** start of RECORDS TO USE **

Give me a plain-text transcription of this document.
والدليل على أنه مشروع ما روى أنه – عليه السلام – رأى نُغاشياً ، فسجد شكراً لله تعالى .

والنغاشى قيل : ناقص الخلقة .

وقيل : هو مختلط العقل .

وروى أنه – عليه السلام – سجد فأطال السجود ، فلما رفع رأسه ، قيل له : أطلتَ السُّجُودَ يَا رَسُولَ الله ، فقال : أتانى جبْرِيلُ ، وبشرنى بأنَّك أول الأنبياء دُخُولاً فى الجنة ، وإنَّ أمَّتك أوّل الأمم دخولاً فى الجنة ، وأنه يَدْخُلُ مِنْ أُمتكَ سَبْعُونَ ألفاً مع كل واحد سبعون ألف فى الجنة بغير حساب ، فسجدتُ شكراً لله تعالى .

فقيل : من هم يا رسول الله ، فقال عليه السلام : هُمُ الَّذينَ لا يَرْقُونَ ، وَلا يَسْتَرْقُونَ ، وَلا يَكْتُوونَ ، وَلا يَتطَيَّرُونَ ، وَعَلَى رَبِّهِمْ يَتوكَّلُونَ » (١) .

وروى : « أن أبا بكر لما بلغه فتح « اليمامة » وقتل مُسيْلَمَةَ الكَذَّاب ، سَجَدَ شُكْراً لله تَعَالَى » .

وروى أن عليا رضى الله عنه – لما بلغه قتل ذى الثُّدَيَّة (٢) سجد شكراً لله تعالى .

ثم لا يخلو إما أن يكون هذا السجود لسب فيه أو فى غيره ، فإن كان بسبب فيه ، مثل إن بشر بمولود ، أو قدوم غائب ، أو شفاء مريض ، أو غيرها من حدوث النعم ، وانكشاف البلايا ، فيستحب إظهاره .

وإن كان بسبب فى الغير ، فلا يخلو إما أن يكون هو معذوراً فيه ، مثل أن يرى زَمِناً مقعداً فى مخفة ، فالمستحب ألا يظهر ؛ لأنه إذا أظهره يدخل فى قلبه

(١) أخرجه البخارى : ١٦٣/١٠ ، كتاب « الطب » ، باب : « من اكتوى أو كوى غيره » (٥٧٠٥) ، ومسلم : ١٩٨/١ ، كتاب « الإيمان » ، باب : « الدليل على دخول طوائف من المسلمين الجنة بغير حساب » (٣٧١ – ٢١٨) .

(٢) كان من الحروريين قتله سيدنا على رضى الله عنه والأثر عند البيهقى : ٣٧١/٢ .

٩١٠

** end of RECORDS TO USE **

> _WORK TO DO_:
Return all of the data word for word.

> _COMPLETE RESPONSE_:
Give me a plain-text transcription of this document.
والدليل على أنه مشروع ما روى أنه – عليه السلام – رأى نُغاشياً ، فسجد شكراً لله تعالى .

والنغاشى قيل : ناقص الخلقة .

وقيل : هو مختلط العقل .

وروى أنه – عليه السلام – سجد فأطال السجود ، فلما رفع رأسه ، قيل له : أطلتَ السُّجُودَ يَا رَسُولَ الله ، فقال : أتانى جبْرِيلُ ، وبشرنى بأنَّك أول الأنبياء دُخُولاً فى الجنة ، وإنَّ أمَّتك أوّل الأمم دخولاً فى الجنة ، وأنه يَدْخُلُ مِنْ أُمتكَ سَبْعُونَ ألفاً مع كل واحد سبعون ألف فى الجنة بغير حساب ، فسجدتُ شكراً لله تعالى .

فقيل : من هم يا رسول الله ، فقال عليه السلام : هُمُ الَّذينَ لا يَرْقُونَ ، وَلا يَسْتَرْقُونَ ، وَلا يَكْتُوونَ ، وَلا يَتطَيَّرُونَ ، وَعَلَى رَبِّهِمْ يَتوكَّلُونَ » (١) .

وروى : « أن أبا بكر لما بلغه فتح « اليمامة » وقتل مُسيْلَمَةَ الكَذَّاب ، سَجَدَ شُكْراً لله تَعَالَى » .

وروى أن عليا رضى الله عنه – لما بلغه قتل ذى الثُّدَيَّة (٢) سجد شكراً لله تعالى .

ثم لا يخلو إما أن يكون هذا السجود لسب فيه أو فى غيره ، فإن كان بسبب فيه ، مثل إن بشر بمولود ، أو قدوم غائب ، أو شفاء مريض ، أو غيرها من حدوث النعم ، وانكشاف البلايا ، فيستحب إظهاره .

وإن كان بسبب فى الغير ، فلا يخلو إما أن يكون هو معذوراً فيه ، مثل أن يرى زَمِناً مقعداً فى مخفة ، فالمستحب ألا يظهر ؛ لأنه إذا أظهره يدخل فى قلبه

(١) أخرجه البخارى : ١٦٣/١٠ ، كتاب « الطب » ، باب : « من اكتوى أو كوى غيره » (٥٧٠٥) ، ومسلم : ١٩٨/١ ، كتاب « الإيمان » ، باب : « الدليل على دخول طوائف من المسلمين الجنة بغير حساب » (٣٧١ – ٢١٨) .

(٢) كان من الحروريين قتله سيدنا على رضى الله عنه والأثر عند البيهقى : ٣٧١/٢ .

٩١٠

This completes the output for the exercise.